> _Direction_: Each line containing the word "JSON" must be reported.

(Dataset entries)
--------

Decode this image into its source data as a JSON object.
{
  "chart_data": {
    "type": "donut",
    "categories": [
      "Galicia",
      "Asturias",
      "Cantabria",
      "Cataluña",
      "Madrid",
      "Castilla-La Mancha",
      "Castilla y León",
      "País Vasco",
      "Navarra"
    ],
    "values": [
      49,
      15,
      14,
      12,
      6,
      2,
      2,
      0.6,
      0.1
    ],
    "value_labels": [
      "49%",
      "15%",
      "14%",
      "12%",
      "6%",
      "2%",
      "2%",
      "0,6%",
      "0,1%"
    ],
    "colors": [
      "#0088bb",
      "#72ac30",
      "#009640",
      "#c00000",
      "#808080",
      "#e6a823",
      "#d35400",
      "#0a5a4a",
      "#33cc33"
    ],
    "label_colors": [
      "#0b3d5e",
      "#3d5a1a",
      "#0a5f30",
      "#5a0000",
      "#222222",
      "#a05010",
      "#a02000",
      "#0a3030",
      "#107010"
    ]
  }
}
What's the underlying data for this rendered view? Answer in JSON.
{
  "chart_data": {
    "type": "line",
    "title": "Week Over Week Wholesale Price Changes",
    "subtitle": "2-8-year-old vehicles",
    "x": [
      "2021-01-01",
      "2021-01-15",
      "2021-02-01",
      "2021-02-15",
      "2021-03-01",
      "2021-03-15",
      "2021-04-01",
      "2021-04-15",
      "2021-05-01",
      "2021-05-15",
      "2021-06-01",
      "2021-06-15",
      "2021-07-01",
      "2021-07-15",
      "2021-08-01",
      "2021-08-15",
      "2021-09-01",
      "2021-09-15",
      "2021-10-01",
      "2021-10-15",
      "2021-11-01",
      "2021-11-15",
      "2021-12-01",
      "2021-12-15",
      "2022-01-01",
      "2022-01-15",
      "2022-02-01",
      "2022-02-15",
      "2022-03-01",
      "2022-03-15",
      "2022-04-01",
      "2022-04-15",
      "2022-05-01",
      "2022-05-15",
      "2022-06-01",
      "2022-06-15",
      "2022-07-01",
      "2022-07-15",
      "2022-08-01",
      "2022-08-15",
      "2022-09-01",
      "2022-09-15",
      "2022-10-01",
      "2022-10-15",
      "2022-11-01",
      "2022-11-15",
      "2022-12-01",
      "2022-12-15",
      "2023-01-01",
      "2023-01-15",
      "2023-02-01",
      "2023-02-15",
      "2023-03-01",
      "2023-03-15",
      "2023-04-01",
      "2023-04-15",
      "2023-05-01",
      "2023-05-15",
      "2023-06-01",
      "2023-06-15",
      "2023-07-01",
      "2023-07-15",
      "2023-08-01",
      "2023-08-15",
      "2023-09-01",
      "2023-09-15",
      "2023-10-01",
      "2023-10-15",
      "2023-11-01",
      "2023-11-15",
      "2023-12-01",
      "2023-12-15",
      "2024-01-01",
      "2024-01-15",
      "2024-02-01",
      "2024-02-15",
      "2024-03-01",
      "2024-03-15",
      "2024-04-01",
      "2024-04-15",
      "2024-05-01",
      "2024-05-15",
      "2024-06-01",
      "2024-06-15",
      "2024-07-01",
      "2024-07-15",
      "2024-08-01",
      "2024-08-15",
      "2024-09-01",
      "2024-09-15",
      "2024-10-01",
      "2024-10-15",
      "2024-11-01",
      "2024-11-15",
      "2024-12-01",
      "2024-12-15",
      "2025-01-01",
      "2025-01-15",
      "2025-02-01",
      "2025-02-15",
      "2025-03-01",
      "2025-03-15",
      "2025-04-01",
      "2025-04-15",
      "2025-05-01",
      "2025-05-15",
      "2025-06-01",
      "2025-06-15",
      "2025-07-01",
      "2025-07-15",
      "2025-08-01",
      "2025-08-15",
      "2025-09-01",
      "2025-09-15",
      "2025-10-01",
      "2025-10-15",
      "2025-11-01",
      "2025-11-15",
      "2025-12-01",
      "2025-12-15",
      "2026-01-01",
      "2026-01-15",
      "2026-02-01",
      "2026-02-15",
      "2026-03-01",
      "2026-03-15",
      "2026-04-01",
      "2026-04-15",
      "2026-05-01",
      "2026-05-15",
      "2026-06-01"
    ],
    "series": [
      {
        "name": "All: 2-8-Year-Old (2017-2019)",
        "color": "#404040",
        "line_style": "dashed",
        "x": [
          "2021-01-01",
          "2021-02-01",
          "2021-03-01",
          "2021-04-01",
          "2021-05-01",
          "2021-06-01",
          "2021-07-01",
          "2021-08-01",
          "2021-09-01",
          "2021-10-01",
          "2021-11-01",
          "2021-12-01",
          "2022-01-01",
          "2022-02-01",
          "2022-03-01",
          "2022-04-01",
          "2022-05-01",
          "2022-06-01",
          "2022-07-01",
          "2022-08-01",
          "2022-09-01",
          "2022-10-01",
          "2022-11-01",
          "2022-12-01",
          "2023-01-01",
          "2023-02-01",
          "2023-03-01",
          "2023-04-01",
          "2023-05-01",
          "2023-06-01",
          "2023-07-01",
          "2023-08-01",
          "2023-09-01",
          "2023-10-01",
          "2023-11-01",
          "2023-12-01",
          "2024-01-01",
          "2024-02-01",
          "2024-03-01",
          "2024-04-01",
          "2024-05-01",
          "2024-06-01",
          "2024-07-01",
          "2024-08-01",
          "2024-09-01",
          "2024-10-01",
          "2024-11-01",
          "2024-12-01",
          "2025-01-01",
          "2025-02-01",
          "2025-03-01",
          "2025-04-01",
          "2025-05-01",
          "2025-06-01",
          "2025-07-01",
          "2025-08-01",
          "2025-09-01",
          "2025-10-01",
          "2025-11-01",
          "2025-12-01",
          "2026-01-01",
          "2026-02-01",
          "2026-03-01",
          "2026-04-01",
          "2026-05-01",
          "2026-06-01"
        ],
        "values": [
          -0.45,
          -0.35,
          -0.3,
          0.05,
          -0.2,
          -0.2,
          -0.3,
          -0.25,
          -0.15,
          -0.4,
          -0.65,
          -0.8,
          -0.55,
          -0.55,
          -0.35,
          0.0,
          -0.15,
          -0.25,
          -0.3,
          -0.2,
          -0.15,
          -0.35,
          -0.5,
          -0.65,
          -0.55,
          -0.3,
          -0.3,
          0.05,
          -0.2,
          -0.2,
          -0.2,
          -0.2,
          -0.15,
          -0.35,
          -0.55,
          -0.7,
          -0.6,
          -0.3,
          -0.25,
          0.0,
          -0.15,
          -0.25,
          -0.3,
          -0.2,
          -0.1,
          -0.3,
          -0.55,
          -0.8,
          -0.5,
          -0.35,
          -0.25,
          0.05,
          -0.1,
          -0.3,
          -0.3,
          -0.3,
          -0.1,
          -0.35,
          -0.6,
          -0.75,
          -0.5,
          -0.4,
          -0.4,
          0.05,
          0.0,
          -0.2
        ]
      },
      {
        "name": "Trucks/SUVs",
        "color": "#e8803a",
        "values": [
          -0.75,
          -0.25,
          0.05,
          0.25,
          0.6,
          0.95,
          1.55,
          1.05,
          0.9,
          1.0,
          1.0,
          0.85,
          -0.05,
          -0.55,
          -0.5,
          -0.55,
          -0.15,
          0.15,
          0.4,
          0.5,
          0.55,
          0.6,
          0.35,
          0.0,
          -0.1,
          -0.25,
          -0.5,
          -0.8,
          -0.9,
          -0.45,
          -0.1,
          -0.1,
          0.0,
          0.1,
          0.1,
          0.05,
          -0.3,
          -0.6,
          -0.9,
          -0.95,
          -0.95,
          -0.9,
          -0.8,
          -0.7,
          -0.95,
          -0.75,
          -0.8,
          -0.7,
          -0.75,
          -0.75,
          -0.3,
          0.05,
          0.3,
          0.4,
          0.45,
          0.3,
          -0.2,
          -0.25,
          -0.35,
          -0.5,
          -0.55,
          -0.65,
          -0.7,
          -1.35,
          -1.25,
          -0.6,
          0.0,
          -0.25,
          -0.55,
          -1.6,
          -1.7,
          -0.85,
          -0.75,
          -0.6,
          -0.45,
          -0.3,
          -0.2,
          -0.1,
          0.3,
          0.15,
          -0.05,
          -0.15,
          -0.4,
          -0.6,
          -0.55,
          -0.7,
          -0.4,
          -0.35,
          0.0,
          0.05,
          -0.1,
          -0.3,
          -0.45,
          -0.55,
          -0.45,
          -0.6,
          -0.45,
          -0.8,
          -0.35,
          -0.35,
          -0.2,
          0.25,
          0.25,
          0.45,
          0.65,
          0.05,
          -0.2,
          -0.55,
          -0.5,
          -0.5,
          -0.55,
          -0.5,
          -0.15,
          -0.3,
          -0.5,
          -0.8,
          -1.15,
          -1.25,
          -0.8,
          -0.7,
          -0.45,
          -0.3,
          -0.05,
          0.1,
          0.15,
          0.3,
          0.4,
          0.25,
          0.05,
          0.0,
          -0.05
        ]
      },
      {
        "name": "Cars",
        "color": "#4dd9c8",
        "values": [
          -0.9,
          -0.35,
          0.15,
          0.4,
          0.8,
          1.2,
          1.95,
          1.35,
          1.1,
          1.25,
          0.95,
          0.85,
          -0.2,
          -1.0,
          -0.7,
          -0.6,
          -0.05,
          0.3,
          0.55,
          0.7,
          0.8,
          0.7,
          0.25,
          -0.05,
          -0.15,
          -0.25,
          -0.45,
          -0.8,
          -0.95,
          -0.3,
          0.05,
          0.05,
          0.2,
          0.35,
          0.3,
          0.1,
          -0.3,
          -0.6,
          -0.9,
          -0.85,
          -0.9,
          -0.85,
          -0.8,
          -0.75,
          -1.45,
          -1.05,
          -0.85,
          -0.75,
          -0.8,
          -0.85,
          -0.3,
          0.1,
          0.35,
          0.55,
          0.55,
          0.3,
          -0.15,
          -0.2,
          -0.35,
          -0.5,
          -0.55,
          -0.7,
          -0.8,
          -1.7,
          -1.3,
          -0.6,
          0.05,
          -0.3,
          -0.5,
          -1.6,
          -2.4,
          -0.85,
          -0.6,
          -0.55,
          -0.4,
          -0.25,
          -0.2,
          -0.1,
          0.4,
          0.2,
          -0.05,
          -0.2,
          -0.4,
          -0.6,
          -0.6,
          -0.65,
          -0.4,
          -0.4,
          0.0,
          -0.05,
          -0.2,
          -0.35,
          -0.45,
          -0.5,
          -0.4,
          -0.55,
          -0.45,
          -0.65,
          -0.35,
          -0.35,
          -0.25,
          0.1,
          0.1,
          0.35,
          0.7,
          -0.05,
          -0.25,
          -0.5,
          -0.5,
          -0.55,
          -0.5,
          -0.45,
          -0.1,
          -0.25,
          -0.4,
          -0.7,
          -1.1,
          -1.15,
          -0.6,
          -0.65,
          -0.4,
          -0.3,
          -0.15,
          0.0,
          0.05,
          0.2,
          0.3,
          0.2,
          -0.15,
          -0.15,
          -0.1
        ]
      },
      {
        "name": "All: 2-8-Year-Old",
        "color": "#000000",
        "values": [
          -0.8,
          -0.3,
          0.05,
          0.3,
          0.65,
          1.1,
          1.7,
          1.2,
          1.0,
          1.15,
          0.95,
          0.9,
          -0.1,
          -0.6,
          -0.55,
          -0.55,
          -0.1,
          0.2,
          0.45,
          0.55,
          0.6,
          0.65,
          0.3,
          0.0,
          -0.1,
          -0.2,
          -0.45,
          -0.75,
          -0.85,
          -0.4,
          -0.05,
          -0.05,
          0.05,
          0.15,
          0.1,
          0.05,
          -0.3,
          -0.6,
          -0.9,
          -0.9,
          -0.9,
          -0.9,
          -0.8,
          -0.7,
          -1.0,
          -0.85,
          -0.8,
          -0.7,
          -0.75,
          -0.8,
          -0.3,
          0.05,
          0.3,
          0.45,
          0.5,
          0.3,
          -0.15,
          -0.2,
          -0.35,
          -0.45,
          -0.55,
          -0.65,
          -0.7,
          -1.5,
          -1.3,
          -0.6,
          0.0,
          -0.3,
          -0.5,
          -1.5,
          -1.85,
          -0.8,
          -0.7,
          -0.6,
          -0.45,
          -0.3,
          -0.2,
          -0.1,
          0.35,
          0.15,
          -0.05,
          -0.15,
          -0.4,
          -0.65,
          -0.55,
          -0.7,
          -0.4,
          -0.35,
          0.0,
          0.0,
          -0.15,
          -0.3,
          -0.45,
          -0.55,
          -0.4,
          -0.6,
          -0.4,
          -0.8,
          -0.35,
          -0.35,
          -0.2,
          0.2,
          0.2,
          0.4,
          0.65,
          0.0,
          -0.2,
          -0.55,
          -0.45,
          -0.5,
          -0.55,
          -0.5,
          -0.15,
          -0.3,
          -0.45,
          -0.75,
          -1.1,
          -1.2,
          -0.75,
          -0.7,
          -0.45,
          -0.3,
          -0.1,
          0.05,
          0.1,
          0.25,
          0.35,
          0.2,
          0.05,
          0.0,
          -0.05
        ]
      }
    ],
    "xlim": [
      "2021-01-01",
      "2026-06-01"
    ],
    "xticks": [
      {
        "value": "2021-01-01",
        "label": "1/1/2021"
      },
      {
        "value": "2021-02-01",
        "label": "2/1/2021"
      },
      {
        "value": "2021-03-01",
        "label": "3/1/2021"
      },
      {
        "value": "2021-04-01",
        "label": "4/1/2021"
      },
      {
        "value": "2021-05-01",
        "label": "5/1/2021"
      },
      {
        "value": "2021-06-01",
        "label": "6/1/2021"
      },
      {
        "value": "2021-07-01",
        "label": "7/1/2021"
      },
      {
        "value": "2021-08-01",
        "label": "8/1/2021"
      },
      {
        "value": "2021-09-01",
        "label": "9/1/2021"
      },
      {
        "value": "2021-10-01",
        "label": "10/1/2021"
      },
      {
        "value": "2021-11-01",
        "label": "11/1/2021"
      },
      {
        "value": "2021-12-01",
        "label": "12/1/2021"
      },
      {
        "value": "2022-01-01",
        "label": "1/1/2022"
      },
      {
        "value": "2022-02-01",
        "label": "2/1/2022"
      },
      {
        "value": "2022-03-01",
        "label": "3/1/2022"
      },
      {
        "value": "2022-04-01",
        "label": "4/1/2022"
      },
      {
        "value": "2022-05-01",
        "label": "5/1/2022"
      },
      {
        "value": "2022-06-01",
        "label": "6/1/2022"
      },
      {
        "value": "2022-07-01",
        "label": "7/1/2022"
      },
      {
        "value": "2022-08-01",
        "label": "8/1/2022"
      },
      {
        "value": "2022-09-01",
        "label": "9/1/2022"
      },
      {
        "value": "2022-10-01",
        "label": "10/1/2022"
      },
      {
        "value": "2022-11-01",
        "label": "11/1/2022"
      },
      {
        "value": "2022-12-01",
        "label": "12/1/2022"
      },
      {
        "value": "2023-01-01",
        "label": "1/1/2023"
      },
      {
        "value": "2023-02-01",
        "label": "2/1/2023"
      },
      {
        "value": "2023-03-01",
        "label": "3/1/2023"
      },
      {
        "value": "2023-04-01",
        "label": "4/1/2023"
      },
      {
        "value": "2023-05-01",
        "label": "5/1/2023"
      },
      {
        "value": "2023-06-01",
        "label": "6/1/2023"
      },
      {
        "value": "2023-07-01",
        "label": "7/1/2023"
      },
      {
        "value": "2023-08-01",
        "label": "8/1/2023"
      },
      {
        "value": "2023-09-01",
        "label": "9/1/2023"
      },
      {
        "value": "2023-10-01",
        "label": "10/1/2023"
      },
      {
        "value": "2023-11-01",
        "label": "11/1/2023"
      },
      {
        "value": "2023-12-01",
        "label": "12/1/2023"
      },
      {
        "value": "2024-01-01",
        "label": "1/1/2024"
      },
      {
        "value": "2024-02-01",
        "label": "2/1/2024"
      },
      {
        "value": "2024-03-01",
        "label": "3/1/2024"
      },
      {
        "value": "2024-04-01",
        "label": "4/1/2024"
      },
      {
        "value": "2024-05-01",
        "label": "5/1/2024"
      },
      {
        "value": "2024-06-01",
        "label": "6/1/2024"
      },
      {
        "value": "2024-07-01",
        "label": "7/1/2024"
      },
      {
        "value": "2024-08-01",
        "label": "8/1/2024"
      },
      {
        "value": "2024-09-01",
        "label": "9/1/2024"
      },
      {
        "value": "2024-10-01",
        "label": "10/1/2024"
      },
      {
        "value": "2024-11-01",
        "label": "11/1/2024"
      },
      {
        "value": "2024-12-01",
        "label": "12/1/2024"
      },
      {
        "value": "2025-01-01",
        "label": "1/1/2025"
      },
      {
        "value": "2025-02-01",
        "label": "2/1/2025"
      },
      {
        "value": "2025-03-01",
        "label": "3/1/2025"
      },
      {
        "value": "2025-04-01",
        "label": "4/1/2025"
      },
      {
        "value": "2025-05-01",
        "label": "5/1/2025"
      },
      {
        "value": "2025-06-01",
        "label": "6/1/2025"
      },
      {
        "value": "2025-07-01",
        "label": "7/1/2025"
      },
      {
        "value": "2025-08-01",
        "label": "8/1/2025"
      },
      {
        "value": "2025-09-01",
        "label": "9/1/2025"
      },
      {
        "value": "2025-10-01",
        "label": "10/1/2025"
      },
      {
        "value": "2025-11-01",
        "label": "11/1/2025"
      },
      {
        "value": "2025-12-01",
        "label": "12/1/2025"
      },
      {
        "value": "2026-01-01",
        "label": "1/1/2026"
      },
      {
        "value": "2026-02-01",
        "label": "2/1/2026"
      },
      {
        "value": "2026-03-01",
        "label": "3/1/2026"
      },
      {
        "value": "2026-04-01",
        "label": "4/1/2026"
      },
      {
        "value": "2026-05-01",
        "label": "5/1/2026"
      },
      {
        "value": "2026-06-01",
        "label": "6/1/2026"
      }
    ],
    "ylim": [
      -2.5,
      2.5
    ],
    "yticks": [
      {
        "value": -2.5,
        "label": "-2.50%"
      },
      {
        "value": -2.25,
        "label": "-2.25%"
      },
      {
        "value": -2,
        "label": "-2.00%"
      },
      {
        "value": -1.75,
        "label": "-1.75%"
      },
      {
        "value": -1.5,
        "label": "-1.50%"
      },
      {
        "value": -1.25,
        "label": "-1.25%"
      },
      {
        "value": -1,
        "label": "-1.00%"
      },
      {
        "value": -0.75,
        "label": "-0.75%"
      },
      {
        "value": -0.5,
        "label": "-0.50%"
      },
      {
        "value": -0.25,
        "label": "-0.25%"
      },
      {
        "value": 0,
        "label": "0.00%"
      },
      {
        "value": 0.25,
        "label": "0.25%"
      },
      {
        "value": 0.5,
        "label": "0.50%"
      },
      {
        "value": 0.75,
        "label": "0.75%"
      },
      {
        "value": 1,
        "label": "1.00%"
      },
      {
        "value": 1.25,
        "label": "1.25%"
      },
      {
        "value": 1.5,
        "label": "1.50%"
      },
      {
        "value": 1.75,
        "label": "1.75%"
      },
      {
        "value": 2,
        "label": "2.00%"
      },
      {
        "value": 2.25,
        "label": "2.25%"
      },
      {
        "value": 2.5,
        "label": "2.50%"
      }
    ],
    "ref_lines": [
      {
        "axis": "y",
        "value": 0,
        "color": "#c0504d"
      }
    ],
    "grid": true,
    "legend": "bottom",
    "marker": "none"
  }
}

--------

> _The completed task_:
Decode this image into its source data as a JSON object.
What's the underlying data for this rendered view? Answer in JSON.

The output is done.